## [Goal]
In the entries below, find every line with "WILSON" and copy it.

## [Information provided]
────────────────────
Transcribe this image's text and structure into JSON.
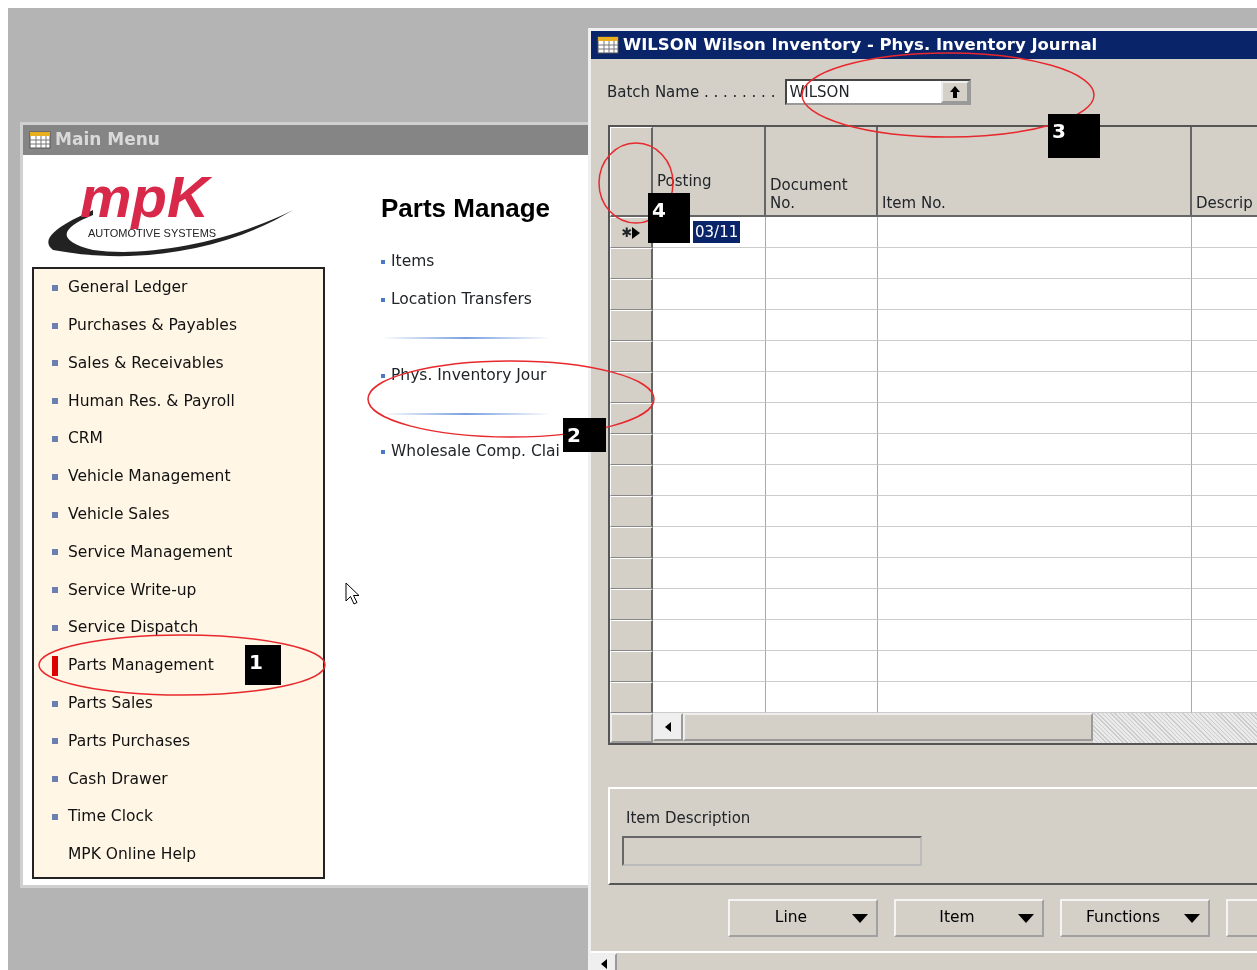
{
  "main_menu": {
    "title": "Main Menu",
    "logo": {
      "name": "mpK",
      "tagline": "AUTOMOTIVE SYSTEMS"
    },
    "items": [
      {
        "label": "General Ledger",
        "bullet": true,
        "selected": false
      },
      {
        "label": "Purchases & Payables",
        "bullet": true,
        "selected": false
      },
      {
        "label": "Sales & Receivables",
        "bullet": true,
        "selected": false
      },
      {
        "label": "Human Res. & Payroll",
        "bullet": true,
        "selected": false
      },
      {
        "label": "CRM",
        "bullet": true,
        "selected": false
      },
      {
        "label": "Vehicle Management",
        "bullet": true,
        "selected": false
      },
      {
        "label": "Vehicle Sales",
        "bullet": true,
        "selected": false
      },
      {
        "label": "Service Management",
        "bullet": true,
        "selected": false
      },
      {
        "label": "Service Write-up",
        "bullet": true,
        "selected": false
      },
      {
        "label": "Service Dispatch",
        "bullet": true,
        "selected": false
      },
      {
        "label": "Parts Management",
        "bullet": true,
        "selected": true
      },
      {
        "label": "Parts Sales",
        "bullet": true,
        "selected": false
      },
      {
        "label": "Parts Purchases",
        "bullet": true,
        "selected": false
      },
      {
        "label": "Cash Drawer",
        "bullet": true,
        "selected": false
      },
      {
        "label": "Time Clock",
        "bullet": true,
        "selected": false
      },
      {
        "label": "MPK Online Help",
        "bullet": false,
        "selected": false
      }
    ],
    "section": {
      "heading": "Parts Manage",
      "groups": [
        [
          "Items",
          "Location Transfers"
        ],
        [
          "Phys. Inventory Jour"
        ],
        [
          "Wholesale Comp. Clai"
        ]
      ]
    }
  },
  "journal": {
    "title": "WILSON Wilson Inventory - Phys. Inventory Journal",
    "batch_label": "Batch Name . . . . . . . .",
    "batch_value": "WILSON",
    "columns": [
      "Posting",
      "Document No.",
      "Item No.",
      "Descrip"
    ],
    "rows": [
      {
        "marker": "✱",
        "current": true,
        "posting_date": "03/11",
        "highlighted": true
      }
    ],
    "item_description": {
      "label": "Item Description"
    },
    "buttons": [
      {
        "label": "Line"
      },
      {
        "label": "Item"
      },
      {
        "label": "Functions"
      }
    ]
  },
  "annotations": [
    {
      "number": "1"
    },
    {
      "number": "2"
    },
    {
      "number": "3"
    },
    {
      "number": "4"
    }
  ]
}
────────────────────
## [The answer]
    "title": "WILSON Wilson Inventory - Phys. Inventory Journal",
    "batch_value": "WILSON",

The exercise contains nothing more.